TASK DESCRIPTION: Find the lines that hold the word "object" and return them.

PROVIDED ENTRIES:
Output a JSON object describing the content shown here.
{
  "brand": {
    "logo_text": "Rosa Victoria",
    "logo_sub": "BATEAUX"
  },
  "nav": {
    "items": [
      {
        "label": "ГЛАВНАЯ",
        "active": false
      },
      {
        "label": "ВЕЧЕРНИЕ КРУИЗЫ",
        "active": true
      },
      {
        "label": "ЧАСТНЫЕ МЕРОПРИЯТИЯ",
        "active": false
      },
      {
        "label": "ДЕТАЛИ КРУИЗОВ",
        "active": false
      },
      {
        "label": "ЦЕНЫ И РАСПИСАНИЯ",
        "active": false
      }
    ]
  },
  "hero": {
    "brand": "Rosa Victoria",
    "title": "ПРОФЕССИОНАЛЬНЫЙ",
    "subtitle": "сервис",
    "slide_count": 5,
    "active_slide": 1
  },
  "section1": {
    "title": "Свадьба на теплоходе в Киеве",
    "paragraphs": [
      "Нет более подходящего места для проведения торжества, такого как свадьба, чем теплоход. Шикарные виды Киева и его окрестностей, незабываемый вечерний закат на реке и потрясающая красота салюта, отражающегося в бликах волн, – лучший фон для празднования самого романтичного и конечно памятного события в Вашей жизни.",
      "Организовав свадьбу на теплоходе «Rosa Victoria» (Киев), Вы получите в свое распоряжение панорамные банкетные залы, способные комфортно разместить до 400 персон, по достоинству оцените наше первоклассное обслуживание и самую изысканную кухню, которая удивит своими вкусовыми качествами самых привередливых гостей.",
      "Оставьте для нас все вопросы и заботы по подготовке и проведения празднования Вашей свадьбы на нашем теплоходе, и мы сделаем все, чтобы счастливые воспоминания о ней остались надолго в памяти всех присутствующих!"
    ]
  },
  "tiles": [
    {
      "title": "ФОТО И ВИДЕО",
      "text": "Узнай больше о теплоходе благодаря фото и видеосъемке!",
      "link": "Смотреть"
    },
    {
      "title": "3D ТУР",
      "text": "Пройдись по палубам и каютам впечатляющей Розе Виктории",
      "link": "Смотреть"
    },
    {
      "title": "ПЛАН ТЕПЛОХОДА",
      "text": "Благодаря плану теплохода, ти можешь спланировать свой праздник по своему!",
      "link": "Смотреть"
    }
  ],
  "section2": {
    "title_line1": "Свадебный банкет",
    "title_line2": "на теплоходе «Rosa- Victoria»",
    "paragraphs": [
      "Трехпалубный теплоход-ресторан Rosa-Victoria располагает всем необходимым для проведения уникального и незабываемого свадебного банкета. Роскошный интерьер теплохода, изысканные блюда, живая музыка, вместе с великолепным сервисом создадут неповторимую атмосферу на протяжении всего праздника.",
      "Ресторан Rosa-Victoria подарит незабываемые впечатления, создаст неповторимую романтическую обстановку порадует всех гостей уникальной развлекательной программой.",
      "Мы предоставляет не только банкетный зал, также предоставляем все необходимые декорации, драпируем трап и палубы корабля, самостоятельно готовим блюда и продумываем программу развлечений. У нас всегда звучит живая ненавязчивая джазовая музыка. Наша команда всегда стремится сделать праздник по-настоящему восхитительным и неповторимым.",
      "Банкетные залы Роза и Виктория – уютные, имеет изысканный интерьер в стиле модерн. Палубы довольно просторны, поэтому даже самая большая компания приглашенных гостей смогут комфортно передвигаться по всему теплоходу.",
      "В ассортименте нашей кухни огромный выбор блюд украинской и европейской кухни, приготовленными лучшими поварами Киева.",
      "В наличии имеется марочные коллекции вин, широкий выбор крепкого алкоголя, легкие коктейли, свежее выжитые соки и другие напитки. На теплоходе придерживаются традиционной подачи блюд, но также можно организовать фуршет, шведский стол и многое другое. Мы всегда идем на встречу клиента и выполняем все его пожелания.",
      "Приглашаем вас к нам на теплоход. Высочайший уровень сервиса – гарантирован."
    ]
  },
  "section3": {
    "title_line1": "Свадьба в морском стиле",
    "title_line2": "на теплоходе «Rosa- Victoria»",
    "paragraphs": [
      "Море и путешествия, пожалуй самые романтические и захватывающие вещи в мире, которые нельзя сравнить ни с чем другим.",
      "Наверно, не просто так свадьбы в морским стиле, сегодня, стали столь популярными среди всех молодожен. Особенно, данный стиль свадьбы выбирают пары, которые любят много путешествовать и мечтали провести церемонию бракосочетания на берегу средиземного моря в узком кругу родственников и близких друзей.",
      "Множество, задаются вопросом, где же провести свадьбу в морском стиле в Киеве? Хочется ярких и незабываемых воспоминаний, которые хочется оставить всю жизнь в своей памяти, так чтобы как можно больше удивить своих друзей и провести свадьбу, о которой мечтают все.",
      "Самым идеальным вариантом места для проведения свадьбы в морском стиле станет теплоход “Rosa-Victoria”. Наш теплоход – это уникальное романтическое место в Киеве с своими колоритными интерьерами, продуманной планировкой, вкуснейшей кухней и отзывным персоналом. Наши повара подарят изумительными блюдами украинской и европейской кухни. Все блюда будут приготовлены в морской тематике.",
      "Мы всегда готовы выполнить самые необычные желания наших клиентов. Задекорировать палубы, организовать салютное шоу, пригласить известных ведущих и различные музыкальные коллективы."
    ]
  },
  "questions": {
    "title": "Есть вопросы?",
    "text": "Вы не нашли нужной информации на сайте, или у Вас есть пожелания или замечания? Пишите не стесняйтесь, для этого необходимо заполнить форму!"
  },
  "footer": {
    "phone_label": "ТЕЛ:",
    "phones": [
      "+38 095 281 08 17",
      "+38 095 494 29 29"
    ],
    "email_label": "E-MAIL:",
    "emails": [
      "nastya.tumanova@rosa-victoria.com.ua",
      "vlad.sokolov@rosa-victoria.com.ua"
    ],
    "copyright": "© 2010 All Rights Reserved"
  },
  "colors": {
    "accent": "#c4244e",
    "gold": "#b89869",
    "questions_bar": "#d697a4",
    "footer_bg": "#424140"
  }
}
---
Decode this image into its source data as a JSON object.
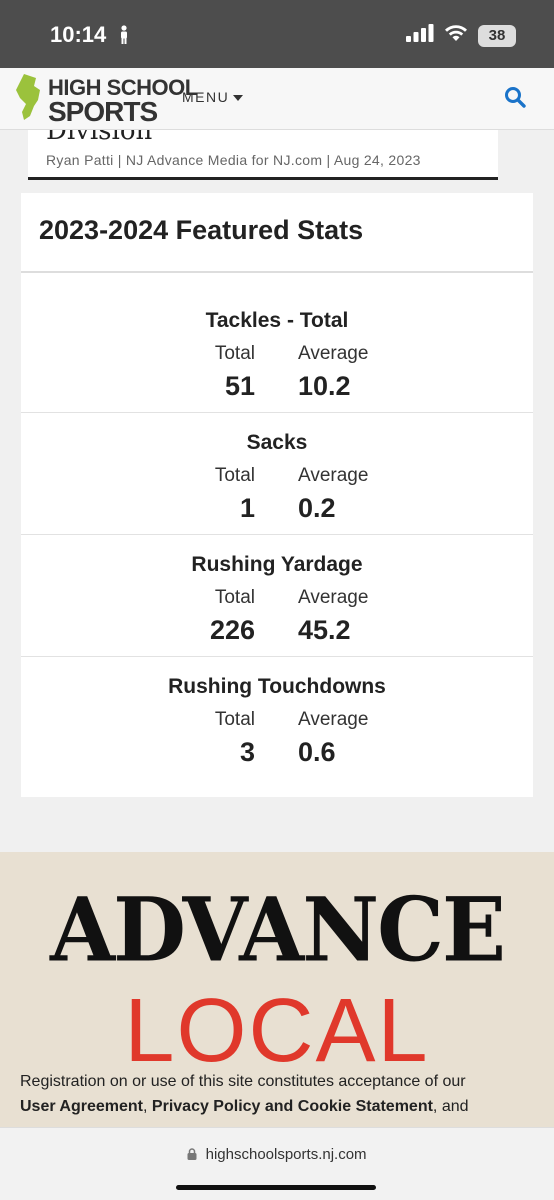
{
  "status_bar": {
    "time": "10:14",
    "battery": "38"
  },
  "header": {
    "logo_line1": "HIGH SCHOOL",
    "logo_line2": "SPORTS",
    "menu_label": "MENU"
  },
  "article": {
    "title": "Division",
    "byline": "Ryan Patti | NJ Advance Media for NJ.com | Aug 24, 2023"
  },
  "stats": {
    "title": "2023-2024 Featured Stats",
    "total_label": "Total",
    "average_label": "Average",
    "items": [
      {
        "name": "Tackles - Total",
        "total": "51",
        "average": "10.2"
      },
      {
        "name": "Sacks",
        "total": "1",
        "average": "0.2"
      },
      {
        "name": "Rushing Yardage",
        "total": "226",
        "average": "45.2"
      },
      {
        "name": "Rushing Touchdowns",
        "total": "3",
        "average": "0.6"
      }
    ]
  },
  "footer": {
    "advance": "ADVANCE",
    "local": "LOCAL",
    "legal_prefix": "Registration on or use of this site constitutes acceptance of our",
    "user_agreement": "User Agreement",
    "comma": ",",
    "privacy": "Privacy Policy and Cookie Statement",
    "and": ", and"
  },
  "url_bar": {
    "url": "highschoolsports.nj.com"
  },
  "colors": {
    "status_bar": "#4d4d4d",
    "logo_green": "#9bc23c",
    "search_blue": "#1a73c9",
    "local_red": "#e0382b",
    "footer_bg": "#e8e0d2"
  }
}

REPLY TO THE EXERCISE:
Output a JSON object describing the content shown here.
Decode this image into its source data as a JSON object.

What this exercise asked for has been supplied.